- **The exercise**:
Retype the whole listing, please, keeping every line exact and dropping the pictures.
BEGIN
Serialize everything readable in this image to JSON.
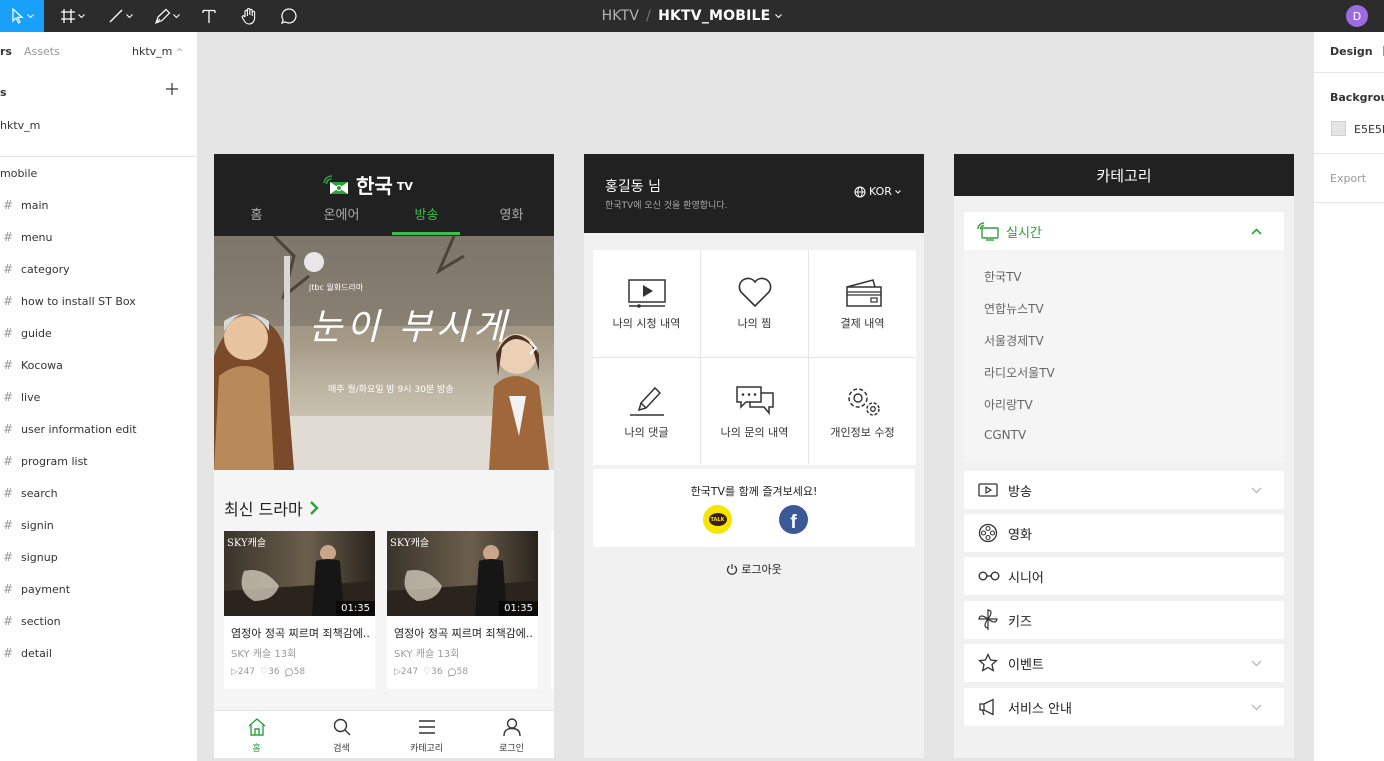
{
  "toolbar": {
    "project": "HKTV",
    "separator": "/",
    "file": "HKTV_MOBILE",
    "avatar": "D",
    "tools": [
      "move-icon",
      "frame-icon",
      "line-icon",
      "pen-icon",
      "text-icon",
      "hand-icon",
      "comment-icon"
    ]
  },
  "left_panel": {
    "tab_layers": "rs",
    "tab_assets": "Assets",
    "page": "hktv_m",
    "pages_label": "s",
    "current_page": "hktv_m",
    "group": "mobile",
    "frames": [
      "main",
      "menu",
      "category",
      "how to install ST Box",
      "guide",
      "Kocowa",
      "live",
      "user information edit",
      "program list",
      "search",
      "signin",
      "signup",
      "payment",
      "section",
      "detail"
    ]
  },
  "right_panel": {
    "tab_design": "Design",
    "background_label": "Backgroun",
    "background_value": "E5E5E",
    "background_color": "#e5e5e5",
    "export_label": "Export"
  },
  "main_frame": {
    "logo_text": "한국",
    "logo_suffix": "TV",
    "tabs": [
      "홈",
      "온에어",
      "방송",
      "영화"
    ],
    "active_tab": 2,
    "banner": {
      "channel": "jtbc 월화드라마",
      "title": "눈이 부시게",
      "schedule": "매주 월/화요일 밤 9시 30분 방송"
    },
    "section_title": "최신 드라마",
    "cards": [
      {
        "thumb_label": "SKY캐슬",
        "duration": "01:35",
        "title": "염정아 정곡 찌르며 죄책감에...",
        "subtitle": "SKY 캐슬 13회",
        "plays": "▷247",
        "likes": "♡36",
        "comments": "58"
      },
      {
        "thumb_label": "SKY캐슬",
        "duration": "01:35",
        "title": "염정아 정곡 찌르며 죄책감에...",
        "subtitle": "SKY 캐슬 13회",
        "plays": "▷247",
        "likes": "♡36",
        "comments": "58"
      }
    ],
    "bottom_nav": [
      "홈",
      "검색",
      "카테고리",
      "로그인"
    ],
    "accent_color": "#2e9e3e"
  },
  "menu_frame": {
    "user_name": "홍길동 님",
    "welcome": "한국TV에 오신 것을 환영합니다.",
    "language": "KOR",
    "grid": [
      "나의 시청 내역",
      "나의 찜",
      "결제 내역",
      "나의 댓글",
      "나의 문의 내역",
      "개인정보 수정"
    ],
    "share_text": "한국TV를 함께 즐겨보세요!",
    "kakao_label": "TALK",
    "facebook_label": "f",
    "logout": "로그아웃"
  },
  "category_frame": {
    "title": "카테고리",
    "expanded": {
      "label": "실시간",
      "items": [
        "한국TV",
        "연합뉴스TV",
        "서울경제TV",
        "라디오서울TV",
        "아리랑TV",
        "CGNTV"
      ]
    },
    "rows": [
      {
        "label": "방송",
        "icon": "play-box-icon",
        "chevron": true
      },
      {
        "label": "영화",
        "icon": "film-reel-icon",
        "chevron": false
      },
      {
        "label": "시니어",
        "icon": "glasses-icon",
        "chevron": false
      },
      {
        "label": "키즈",
        "icon": "pinwheel-icon",
        "chevron": false
      },
      {
        "label": "이벤트",
        "icon": "star-icon",
        "chevron": true
      },
      {
        "label": "서비스 안내",
        "icon": "megaphone-icon",
        "chevron": true
      }
    ]
  }
}
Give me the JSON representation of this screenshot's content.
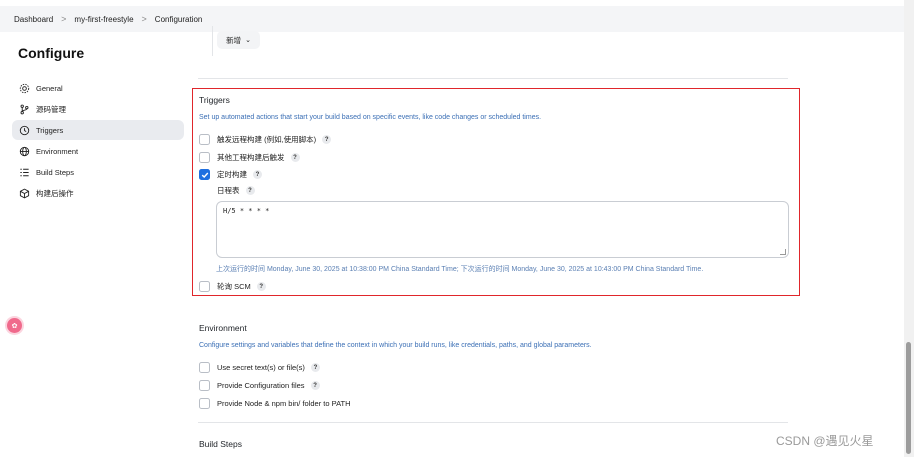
{
  "breadcrumb": {
    "items": [
      "Dashboard",
      "my-first-freestyle",
      "Configuration"
    ],
    "separator": ">"
  },
  "page_title": "Configure",
  "sidebar": {
    "items": [
      {
        "label": "General",
        "icon": "gear-icon",
        "active": false
      },
      {
        "label": "源码管理",
        "icon": "branch-icon",
        "active": false
      },
      {
        "label": "Triggers",
        "icon": "clock-icon",
        "active": true
      },
      {
        "label": "Environment",
        "icon": "globe-icon",
        "active": false
      },
      {
        "label": "Build Steps",
        "icon": "list-icon",
        "active": false
      },
      {
        "label": "构建后操作",
        "icon": "cube-icon",
        "active": false
      }
    ]
  },
  "add_button": {
    "label": "新增",
    "chevron": "⌄"
  },
  "triggers": {
    "title": "Triggers",
    "description": "Set up automated actions that start your build based on specific events, like code changes or scheduled times.",
    "options": [
      {
        "label": "触发远程构建 (例如,使用脚本)",
        "checked": false
      },
      {
        "label": "其他工程构建后触发",
        "checked": false
      },
      {
        "label": "定时构建",
        "checked": true
      }
    ],
    "schedule_label": "日程表",
    "schedule_value": "H/5 * * * *",
    "run_info": "上次运行的时间 Monday, June 30, 2025 at 10:38:00 PM China Standard Time; 下次运行的时间 Monday, June 30, 2025 at 10:43:00 PM China Standard Time.",
    "poll_scm": {
      "label": "轮询 SCM",
      "checked": false
    }
  },
  "environment": {
    "title": "Environment",
    "description": "Configure settings and variables that define the context in which your build runs, like credentials, paths, and global parameters.",
    "options": [
      {
        "label": "Use secret text(s) or file(s)",
        "checked": false,
        "help": true
      },
      {
        "label": "Provide Configuration files",
        "checked": false,
        "help": true
      },
      {
        "label": "Provide Node & npm bin/ folder to PATH",
        "checked": false,
        "help": false
      }
    ]
  },
  "build_steps": {
    "title": "Build Steps"
  },
  "help_glyph": "?",
  "watermark": "CSDN @遇见火星",
  "colors": {
    "accent": "#1f6fe0",
    "highlight_border": "#e0262b",
    "description": "#3b6fb5"
  }
}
END
- **Output below**:
Serialize everything readable in this image to JSON.
{
  "toolbar": {
    "project": "HKTV",
    "separator": "/",
    "file": "HKTV_MOBILE",
    "avatar": "D",
    "tools": [
      "move-icon",
      "frame-icon",
      "line-icon",
      "pen-icon",
      "text-icon",
      "hand-icon",
      "comment-icon"
    ]
  },
  "left_panel": {
    "tab_layers": "rs",
    "tab_assets": "Assets",
    "page": "hktv_m",
    "pages_label": "s",
    "current_page": "hktv_m",
    "group": "mobile",
    "frames": [
      "main",
      "menu",
      "category",
      "how to install ST Box",
      "guide",
      "Kocowa",
      "live",
      "user information edit",
      "program list",
      "search",
      "signin",
      "signup",
      "payment",
      "section",
      "detail"
    ]
  },
  "right_panel": {
    "tab_design": "Design",
    "background_label": "Backgroun",
    "background_value": "E5E5E",
    "background_color": "#e5e5e5",
    "export_label": "Export"
  },
  "main_frame": {
    "logo_text": "한국",
    "logo_suffix": "TV",
    "tabs": [
      "홈",
      "온에어",
      "방송",
      "영화"
    ],
    "active_tab": 2,
    "banner": {
      "channel": "jtbc 월화드라마",
      "title": "눈이 부시게",
      "schedule": "매주 월/화요일 밤 9시 30분 방송"
    },
    "section_title": "최신 드라마",
    "cards": [
      {
        "thumb_label": "SKY캐슬",
        "duration": "01:35",
        "title": "염정아 정곡 찌르며 죄책감에...",
        "subtitle": "SKY 캐슬 13회",
        "plays": "▷247",
        "likes": "♡36",
        "comments": "58"
      },
      {
        "thumb_label": "SKY캐슬",
        "duration": "01:35",
        "title": "염정아 정곡 찌르며 죄책감에...",
        "subtitle": "SKY 캐슬 13회",
        "plays": "▷247",
        "likes": "♡36",
        "comments": "58"
      }
    ],
    "bottom_nav": [
      "홈",
      "검색",
      "카테고리",
      "로그인"
    ],
    "accent_color": "#2e9e3e"
  },
  "menu_frame": {
    "user_name": "홍길동 님",
    "welcome": "한국TV에 오신 것을 환영합니다.",
    "language": "KOR",
    "grid": [
      "나의 시청 내역",
      "나의 찜",
      "결제 내역",
      "나의 댓글",
      "나의 문의 내역",
      "개인정보 수정"
    ],
    "share_text": "한국TV를 함께 즐겨보세요!",
    "kakao_label": "TALK",
    "facebook_label": "f",
    "logout": "로그아웃"
  },
  "category_frame": {
    "title": "카테고리",
    "expanded": {
      "label": "실시간",
      "items": [
        "한국TV",
        "연합뉴스TV",
        "서울경제TV",
        "라디오서울TV",
        "아리랑TV",
        "CGNTV"
      ]
    },
    "rows": [
      {
        "label": "방송",
        "icon": "play-box-icon",
        "chevron": true
      },
      {
        "label": "영화",
        "icon": "film-reel-icon",
        "chevron": false
      },
      {
        "label": "시니어",
        "icon": "glasses-icon",
        "chevron": false
      },
      {
        "label": "키즈",
        "icon": "pinwheel-icon",
        "chevron": false
      },
      {
        "label": "이벤트",
        "icon": "star-icon",
        "chevron": true
      },
      {
        "label": "서비스 안내",
        "icon": "megaphone-icon",
        "chevron": true
      }
    ]
  }
}
Give me the JSON representation of this screenshot's content.
{
  "breadcrumb": {
    "items": [
      "Dashboard",
      "my-first-freestyle",
      "Configuration"
    ],
    "separator": ">"
  },
  "page_title": "Configure",
  "sidebar": {
    "items": [
      {
        "label": "General",
        "icon": "gear-icon",
        "active": false
      },
      {
        "label": "源码管理",
        "icon": "branch-icon",
        "active": false
      },
      {
        "label": "Triggers",
        "icon": "clock-icon",
        "active": true
      },
      {
        "label": "Environment",
        "icon": "globe-icon",
        "active": false
      },
      {
        "label": "Build Steps",
        "icon": "list-icon",
        "active": false
      },
      {
        "label": "构建后操作",
        "icon": "cube-icon",
        "active": false
      }
    ]
  },
  "add_button": {
    "label": "新增",
    "chevron": "⌄"
  },
  "triggers": {
    "title": "Triggers",
    "description": "Set up automated actions that start your build based on specific events, like code changes or scheduled times.",
    "options": [
      {
        "label": "触发远程构建 (例如,使用脚本)",
        "checked": false
      },
      {
        "label": "其他工程构建后触发",
        "checked": false
      },
      {
        "label": "定时构建",
        "checked": true
      }
    ],
    "schedule_label": "日程表",
    "schedule_value": "H/5 * * * *",
    "run_info": "上次运行的时间 Monday, June 30, 2025 at 10:38:00 PM China Standard Time; 下次运行的时间 Monday, June 30, 2025 at 10:43:00 PM China Standard Time.",
    "poll_scm": {
      "label": "轮询 SCM",
      "checked": false
    }
  },
  "environment": {
    "title": "Environment",
    "description": "Configure settings and variables that define the context in which your build runs, like credentials, paths, and global parameters.",
    "options": [
      {
        "label": "Use secret text(s) or file(s)",
        "checked": false,
        "help": true
      },
      {
        "label": "Provide Configuration files",
        "checked": false,
        "help": true
      },
      {
        "label": "Provide Node & npm bin/ folder to PATH",
        "checked": false,
        "help": false
      }
    ]
  },
  "build_steps": {
    "title": "Build Steps"
  },
  "help_glyph": "?",
  "watermark": "CSDN @遇见火星",
  "colors": {
    "accent": "#1f6fe0",
    "highlight_border": "#e0262b",
    "description": "#3b6fb5"
  }
}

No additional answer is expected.